### Excerpt provided ###

It's a lovely bit of writing testifying to the horrifying residue of World War I.  Indeed, the novel might be worth tracking down just for such lovely passages. 

But, alas and alack, Limebeer wasn't quite prepared to be as radical as Beckett, and felt that this loveliness had to be united by a rather tedious plot in which the turmoils surrounding the village inn are tied up with the heavily symbolic image of Louisa as a Lorelei driving men to their doom.  


This is exacerbated by the fact that, while minor characters come alive vividly, Louisa herself never seems to come together convincingly.  She is volatile and tortured, though we never really know why, and she is unlikeable and rather unsympathizable (so to speak).  Perhaps my inability to get at her personality or what drives her is a testament to the complexity that Limebeer was trying to capture, but for better or worse this complexity remained, for me, flat on the page.

###

# [Exercise A]
What adjectives does the novel review use to describe Louisa in the sentence beginning "She is volatile"? List every one.
# [Exercise B]
Answer these three questions from the novel review, one answer a line:
(i) Which writer is Limebeer said not to be quite as radical as?
(ii) With what symbolic image of Louisa is the plot tied up?
(iii) The residue of which war does the writing testify to?
# [Exercise C]
Can you resume the novel review, starting after its final sentence?
None of the rows that come after play any role here.

### Data entries ###

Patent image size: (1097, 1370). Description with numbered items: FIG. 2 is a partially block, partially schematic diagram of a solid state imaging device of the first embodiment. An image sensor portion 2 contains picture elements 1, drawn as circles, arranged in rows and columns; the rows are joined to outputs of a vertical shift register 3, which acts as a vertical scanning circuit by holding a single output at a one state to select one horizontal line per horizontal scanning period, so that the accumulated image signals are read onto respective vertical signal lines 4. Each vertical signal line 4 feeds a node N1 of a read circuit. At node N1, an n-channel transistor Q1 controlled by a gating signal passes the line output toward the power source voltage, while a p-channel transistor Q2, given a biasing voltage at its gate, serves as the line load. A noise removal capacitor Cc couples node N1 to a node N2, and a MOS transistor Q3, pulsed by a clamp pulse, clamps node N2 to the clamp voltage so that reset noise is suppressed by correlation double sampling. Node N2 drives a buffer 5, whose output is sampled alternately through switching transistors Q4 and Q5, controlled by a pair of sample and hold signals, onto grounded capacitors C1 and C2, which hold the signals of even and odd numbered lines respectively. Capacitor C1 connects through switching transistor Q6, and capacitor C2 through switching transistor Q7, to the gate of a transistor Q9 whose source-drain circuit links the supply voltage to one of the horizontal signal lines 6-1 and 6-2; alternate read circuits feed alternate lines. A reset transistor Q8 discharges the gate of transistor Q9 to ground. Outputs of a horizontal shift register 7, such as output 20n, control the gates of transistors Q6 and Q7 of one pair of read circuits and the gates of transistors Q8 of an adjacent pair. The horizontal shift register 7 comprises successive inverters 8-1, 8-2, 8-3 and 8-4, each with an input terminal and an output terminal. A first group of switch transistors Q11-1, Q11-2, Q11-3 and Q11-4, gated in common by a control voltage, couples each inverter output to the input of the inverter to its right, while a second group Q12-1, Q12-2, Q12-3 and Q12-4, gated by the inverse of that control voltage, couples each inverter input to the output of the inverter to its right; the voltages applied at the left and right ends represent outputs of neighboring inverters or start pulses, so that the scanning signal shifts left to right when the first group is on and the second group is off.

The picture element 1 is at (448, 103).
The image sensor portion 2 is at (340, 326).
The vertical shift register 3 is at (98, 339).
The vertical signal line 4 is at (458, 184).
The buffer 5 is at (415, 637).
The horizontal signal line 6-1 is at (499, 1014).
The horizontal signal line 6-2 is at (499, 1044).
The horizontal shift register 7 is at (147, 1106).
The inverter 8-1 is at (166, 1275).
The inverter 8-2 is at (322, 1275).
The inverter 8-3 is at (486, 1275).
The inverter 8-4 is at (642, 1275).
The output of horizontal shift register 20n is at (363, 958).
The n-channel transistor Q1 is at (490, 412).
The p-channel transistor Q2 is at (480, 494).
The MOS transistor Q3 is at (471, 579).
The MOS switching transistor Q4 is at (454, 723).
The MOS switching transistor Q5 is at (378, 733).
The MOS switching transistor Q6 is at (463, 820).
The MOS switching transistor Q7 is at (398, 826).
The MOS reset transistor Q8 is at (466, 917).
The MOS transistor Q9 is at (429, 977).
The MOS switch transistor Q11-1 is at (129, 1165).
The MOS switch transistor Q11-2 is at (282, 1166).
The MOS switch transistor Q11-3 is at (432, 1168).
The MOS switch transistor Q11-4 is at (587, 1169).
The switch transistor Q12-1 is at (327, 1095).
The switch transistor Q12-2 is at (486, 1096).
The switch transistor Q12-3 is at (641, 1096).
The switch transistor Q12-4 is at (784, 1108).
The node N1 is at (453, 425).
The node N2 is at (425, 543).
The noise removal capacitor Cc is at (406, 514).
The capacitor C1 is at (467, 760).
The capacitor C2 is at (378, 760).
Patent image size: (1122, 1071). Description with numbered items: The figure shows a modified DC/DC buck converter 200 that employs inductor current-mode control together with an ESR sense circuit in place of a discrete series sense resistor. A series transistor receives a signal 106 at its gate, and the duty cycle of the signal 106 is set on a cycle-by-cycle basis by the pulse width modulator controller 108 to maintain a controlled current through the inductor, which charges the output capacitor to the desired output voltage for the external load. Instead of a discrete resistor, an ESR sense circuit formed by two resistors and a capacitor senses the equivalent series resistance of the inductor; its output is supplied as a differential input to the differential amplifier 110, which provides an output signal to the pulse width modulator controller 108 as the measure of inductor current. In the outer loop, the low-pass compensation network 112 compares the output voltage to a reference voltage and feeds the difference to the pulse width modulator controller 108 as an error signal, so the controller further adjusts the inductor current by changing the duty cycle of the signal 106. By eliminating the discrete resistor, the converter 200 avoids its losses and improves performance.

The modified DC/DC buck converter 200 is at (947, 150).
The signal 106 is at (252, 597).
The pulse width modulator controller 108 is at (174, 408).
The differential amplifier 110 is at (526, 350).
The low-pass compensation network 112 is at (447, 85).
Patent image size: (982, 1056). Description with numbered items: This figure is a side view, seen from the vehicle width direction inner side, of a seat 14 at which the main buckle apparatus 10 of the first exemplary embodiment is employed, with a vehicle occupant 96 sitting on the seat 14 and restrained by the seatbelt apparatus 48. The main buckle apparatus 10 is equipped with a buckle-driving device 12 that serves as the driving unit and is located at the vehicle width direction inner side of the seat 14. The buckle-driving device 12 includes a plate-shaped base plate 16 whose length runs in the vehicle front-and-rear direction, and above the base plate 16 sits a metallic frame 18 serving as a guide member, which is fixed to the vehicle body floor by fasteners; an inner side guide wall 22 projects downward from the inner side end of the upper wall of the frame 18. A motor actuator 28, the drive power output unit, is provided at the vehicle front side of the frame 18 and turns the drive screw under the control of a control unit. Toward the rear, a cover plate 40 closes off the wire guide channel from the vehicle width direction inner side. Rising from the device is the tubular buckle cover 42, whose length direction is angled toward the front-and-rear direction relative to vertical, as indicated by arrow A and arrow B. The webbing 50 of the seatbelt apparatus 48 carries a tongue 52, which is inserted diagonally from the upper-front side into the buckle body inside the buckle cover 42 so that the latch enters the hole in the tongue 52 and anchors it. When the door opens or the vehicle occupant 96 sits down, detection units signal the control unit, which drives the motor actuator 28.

###

# [Result A]
volatile, tortured, unlikeable, unsympathizable

# [Result B]
(i) Beckett
(ii) Louisa as a Lorelei driving men to their doom
(iii) World War I

# [Result C]
It's distinctly odd, too, after the beauty of some of the earlier passages, that Limebeer late in the novel seems frequently to sink into a sort of gushing Romantic prose, rather like an (even more) immature Byron:

Drum. Drum-a-drum. Why should a soldier die? Why, having escaped the anguish of battle, should he not dwell in peace for ever, watching the shining fields of the earth, enjoying the earth as he sought to make it? If the sword has not pierced, the gun not riddled, the shell not shattered, the tank not mangled, it is absurd to die in one's own home. Better the cry of the wounded than a resumption of normal life and early frustration. How bitter the plans, the dreams are then I One recalls the days when one lived by saying, "When I get home I will do this or that." But the cup of peace is at one's lips and lo! it is dashed speedily away.

Ahem.  Reading these passages—of which there are, sadly, many—was like swimming through molasses.

But there, that's enough negativity.  Now, on to something far more interesting.

I had been intending to read this novel since some time last year when I came across an intriguing review of it.  I have been particularly obsessed with novels of village life recently, and like to throw in the occasional story reflecting that not all English village life is like The Vicar of Dibley, any more than San Francisco is like an Armistead Maupin novel (though it is, sort of, at least part of the time).  So I suppose that The Dove and Roebuck, in the bleak view it offers of village life, is a bit of a counterbalance to all of those idealized, charming village tales.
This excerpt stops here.